Records from a data source
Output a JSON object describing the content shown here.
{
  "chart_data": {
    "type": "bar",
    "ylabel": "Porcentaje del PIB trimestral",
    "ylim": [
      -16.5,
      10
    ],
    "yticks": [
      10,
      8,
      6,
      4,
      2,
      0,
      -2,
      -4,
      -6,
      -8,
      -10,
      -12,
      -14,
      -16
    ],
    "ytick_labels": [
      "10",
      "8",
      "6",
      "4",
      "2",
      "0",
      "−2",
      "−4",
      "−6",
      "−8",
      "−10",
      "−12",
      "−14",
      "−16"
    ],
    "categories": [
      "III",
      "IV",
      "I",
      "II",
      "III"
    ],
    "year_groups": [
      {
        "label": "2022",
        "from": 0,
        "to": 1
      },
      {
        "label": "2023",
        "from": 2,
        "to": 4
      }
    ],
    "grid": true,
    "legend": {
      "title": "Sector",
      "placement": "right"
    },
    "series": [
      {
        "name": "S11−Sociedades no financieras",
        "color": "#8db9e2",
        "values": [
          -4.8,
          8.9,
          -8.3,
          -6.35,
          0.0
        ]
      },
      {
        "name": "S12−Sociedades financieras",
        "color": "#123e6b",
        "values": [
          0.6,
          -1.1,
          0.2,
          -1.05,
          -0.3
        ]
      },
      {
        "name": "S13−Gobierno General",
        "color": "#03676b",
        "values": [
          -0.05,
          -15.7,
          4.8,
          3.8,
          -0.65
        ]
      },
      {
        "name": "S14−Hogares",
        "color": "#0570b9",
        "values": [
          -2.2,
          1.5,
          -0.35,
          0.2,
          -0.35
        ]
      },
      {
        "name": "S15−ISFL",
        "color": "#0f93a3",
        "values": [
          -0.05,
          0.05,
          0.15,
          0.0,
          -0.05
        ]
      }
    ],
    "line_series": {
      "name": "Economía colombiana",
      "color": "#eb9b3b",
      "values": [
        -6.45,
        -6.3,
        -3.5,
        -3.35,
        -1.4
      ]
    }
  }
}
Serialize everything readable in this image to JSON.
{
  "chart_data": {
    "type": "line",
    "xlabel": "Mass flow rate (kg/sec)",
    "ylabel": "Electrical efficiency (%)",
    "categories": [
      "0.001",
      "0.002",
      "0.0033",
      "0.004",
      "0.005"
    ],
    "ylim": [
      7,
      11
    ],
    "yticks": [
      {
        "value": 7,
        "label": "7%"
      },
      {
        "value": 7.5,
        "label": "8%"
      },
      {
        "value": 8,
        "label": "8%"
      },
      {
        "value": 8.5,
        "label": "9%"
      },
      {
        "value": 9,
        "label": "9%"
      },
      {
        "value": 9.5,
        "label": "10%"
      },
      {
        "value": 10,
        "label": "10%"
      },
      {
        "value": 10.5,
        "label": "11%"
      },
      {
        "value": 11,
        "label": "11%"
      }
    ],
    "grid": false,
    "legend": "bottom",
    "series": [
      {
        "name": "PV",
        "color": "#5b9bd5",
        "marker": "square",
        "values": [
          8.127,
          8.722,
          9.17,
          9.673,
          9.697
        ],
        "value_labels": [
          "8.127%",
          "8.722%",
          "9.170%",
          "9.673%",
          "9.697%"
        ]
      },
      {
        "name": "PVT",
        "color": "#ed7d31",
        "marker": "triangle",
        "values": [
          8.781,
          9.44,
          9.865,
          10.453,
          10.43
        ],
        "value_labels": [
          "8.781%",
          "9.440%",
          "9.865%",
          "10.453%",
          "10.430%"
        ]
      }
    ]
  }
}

What you need to do:
Print every record exactly as it was given.

Result of this task:
Output a JSON object describing the content shown here.
{
  "chart_data": {
    "type": "bar",
    "ylabel": "Porcentaje del PIB trimestral",
    "ylim": [
      -16.5,
      10
    ],
    "yticks": [
      10,
      8,
      6,
      4,
      2,
      0,
      -2,
      -4,
      -6,
      -8,
      -10,
      -12,
      -14,
      -16
    ],
    "ytick_labels": [
      "10",
      "8",
      "6",
      "4",
      "2",
      "0",
      "−2",
      "−4",
      "−6",
      "−8",
      "−10",
      "−12",
      "−14",
      "−16"
    ],
    "categories": [
      "III",
      "IV",
      "I",
      "II",
      "III"
    ],
    "year_groups": [
      {
        "label": "2022",
        "from": 0,
        "to": 1
      },
      {
        "label": "2023",
        "from": 2,
        "to": 4
      }
    ],
    "grid": true,
    "legend": {
      "title": "Sector",
      "placement": "right"
    },
    "series": [
      {
        "name": "S11−Sociedades no financieras",
        "color": "#8db9e2",
        "values": [
          -4.8,
          8.9,
          -8.3,
          -6.35,
          0.0
        ]
      },
      {
        "name": "S12−Sociedades financieras",
        "color": "#123e6b",
        "values": [
          0.6,
          -1.1,
          0.2,
          -1.05,
          -0.3
        ]
      },
      {
        "name": "S13−Gobierno General",
        "color": "#03676b",
        "values": [
          -0.05,
          -15.7,
          4.8,
          3.8,
          -0.65
        ]
      },
      {
        "name": "S14−Hogares",
        "color": "#0570b9",
        "values": [
          -2.2,
          1.5,
          -0.35,
          0.2,
          -0.35
        ]
      },
      {
        "name": "S15−ISFL",
        "color": "#0f93a3",
        "values": [
          -0.05,
          0.05,
          0.15,
          0.0,
          -0.05
        ]
      }
    ],
    "line_series": {
      "name": "Economía colombiana",
      "color": "#eb9b3b",
      "values": [
        -6.45,
        -6.3,
        -3.5,
        -3.35,
        -1.4
      ]
    }
  }
}
Serialize everything readable in this image to JSON.
{
  "chart_data": {
    "type": "line",
    "xlabel": "Mass flow rate (kg/sec)",
    "ylabel": "Electrical efficiency (%)",
    "categories": [
      "0.001",
      "0.002",
      "0.0033",
      "0.004",
      "0.005"
    ],
    "ylim": [
      7,
      11
    ],
    "yticks": [
      {
        "value": 7,
        "label": "7%"
      },
      {
        "value": 7.5,
        "label": "8%"
      },
      {
        "value": 8,
        "label": "8%"
      },
      {
        "value": 8.5,
        "label": "9%"
      },
      {
        "value": 9,
        "label": "9%"
      },
      {
        "value": 9.5,
        "label": "10%"
      },
      {
        "value": 10,
        "label": "10%"
      },
      {
        "value": 10.5,
        "label": "11%"
      },
      {
        "value": 11,
        "label": "11%"
      }
    ],
    "grid": false,
    "legend": "bottom",
    "series": [
      {
        "name": "PV",
        "color": "#5b9bd5",
        "marker": "square",
        "values": [
          8.127,
          8.722,
          9.17,
          9.673,
          9.697
        ],
        "value_labels": [
          "8.127%",
          "8.722%",
          "9.170%",
          "9.673%",
          "9.697%"
        ]
      },
      {
        "name": "PVT",
        "color": "#ed7d31",
        "marker": "triangle",
        "values": [
          8.781,
          9.44,
          9.865,
          10.453,
          10.43
        ],
        "value_labels": [
          "8.781%",
          "9.440%",
          "9.865%",
          "10.453%",
          "10.430%"
        ]
      }
    ]
  }
}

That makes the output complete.